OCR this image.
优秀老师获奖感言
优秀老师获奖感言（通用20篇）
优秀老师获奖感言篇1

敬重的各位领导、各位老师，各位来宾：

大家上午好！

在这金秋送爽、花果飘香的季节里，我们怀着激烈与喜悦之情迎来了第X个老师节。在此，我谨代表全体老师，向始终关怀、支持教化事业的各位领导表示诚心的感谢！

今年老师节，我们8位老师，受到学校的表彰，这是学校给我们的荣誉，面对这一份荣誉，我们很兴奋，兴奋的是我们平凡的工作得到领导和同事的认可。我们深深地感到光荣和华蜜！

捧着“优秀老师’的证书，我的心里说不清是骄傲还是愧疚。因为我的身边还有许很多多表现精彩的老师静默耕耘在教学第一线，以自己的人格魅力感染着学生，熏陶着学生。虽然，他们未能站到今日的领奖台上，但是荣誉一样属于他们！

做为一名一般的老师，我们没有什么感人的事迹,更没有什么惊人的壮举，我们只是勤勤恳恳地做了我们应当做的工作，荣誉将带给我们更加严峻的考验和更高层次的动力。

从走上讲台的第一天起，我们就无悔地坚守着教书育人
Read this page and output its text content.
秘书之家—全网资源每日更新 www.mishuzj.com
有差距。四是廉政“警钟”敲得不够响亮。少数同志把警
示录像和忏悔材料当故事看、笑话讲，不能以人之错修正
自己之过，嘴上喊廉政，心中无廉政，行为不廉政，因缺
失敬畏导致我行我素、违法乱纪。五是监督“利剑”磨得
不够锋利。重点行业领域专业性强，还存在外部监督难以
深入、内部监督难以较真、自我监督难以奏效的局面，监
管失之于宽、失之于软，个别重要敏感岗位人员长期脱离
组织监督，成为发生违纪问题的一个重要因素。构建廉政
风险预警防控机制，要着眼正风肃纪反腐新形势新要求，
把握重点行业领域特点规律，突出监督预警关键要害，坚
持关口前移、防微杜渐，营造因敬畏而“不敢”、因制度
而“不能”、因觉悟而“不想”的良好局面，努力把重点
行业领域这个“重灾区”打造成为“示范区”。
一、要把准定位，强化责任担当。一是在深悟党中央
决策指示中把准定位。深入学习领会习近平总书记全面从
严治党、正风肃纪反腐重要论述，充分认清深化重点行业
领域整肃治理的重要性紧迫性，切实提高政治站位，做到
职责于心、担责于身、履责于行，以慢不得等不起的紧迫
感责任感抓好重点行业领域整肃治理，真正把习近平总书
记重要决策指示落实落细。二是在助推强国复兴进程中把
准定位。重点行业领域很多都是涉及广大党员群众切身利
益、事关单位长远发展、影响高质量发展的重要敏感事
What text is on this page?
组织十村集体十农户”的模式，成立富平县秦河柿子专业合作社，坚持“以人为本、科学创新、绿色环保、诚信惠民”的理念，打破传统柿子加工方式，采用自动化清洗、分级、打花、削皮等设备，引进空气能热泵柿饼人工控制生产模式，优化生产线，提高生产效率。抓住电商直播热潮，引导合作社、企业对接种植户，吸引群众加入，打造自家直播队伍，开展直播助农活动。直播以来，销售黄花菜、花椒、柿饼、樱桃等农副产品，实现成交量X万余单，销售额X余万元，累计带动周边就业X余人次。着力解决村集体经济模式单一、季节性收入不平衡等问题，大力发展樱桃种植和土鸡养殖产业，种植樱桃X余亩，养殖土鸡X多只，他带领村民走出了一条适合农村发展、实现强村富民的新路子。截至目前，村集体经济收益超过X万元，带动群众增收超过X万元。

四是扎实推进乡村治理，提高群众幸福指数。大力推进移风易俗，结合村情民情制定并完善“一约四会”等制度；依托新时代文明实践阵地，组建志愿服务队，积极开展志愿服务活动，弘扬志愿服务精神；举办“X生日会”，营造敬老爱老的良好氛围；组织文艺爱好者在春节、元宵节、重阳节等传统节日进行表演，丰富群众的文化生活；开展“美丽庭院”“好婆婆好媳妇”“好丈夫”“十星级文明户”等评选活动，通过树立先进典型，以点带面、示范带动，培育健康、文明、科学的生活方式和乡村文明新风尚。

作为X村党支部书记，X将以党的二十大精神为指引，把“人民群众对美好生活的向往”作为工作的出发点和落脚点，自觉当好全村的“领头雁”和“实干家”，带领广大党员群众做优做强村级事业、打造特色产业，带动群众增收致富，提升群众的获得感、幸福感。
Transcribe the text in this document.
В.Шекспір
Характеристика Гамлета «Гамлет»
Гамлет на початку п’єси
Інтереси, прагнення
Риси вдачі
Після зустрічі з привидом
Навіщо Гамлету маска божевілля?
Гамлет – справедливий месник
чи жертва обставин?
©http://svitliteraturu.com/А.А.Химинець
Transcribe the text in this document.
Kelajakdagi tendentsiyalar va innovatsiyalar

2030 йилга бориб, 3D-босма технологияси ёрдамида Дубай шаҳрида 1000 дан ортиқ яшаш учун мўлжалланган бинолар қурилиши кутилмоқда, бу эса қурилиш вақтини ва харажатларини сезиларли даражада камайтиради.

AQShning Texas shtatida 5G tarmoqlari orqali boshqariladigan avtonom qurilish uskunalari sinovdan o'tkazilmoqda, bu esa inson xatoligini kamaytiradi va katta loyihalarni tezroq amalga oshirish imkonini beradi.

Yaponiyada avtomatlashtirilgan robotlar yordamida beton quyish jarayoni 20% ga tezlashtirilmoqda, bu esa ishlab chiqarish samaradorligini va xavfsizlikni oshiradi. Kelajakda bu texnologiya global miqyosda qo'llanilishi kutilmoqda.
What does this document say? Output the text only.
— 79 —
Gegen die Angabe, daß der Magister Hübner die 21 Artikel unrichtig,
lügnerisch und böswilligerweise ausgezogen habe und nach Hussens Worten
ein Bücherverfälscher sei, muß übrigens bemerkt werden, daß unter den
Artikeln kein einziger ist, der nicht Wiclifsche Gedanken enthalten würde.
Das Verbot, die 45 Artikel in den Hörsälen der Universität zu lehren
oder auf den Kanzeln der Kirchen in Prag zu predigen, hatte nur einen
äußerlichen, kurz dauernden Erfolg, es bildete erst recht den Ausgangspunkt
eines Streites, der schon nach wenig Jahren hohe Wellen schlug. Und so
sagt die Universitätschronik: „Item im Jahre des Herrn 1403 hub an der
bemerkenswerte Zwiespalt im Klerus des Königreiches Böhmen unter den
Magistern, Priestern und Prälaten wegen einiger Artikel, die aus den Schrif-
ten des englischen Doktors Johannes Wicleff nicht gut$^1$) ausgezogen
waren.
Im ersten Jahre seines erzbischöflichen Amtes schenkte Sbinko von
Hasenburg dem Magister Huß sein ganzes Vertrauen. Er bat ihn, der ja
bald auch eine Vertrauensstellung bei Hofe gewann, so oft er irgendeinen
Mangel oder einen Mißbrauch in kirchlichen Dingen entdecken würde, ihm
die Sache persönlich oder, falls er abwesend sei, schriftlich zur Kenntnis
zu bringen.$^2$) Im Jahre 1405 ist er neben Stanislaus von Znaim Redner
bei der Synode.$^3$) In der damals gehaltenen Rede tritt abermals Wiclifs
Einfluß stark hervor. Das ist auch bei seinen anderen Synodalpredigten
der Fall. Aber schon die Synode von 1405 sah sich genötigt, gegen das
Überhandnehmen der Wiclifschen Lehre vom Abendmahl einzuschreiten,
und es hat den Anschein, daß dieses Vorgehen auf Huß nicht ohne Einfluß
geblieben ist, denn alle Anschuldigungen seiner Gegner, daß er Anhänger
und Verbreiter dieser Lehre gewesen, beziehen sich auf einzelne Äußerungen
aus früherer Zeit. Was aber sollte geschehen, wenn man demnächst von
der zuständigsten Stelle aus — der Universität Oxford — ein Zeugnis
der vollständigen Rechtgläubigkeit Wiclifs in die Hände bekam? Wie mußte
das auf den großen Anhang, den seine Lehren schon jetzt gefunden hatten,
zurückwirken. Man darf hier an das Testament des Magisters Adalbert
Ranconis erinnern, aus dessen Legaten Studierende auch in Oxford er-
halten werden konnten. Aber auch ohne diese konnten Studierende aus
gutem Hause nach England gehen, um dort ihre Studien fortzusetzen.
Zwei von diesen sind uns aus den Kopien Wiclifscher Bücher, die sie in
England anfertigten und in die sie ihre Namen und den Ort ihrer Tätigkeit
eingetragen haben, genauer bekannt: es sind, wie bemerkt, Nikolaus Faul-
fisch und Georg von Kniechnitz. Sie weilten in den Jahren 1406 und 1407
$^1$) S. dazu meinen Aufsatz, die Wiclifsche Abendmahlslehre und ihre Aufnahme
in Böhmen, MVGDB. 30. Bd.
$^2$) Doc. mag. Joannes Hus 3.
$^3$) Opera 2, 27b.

Work to complete: Using the listing, copy every line where the word "Studierende" shows up.

Finished exercise:
Ranconis erinnern, aus dessen Legaten Studierende auch in Oxford er-
halten werden konnten. Aber auch ohne diese konnten Studierende aus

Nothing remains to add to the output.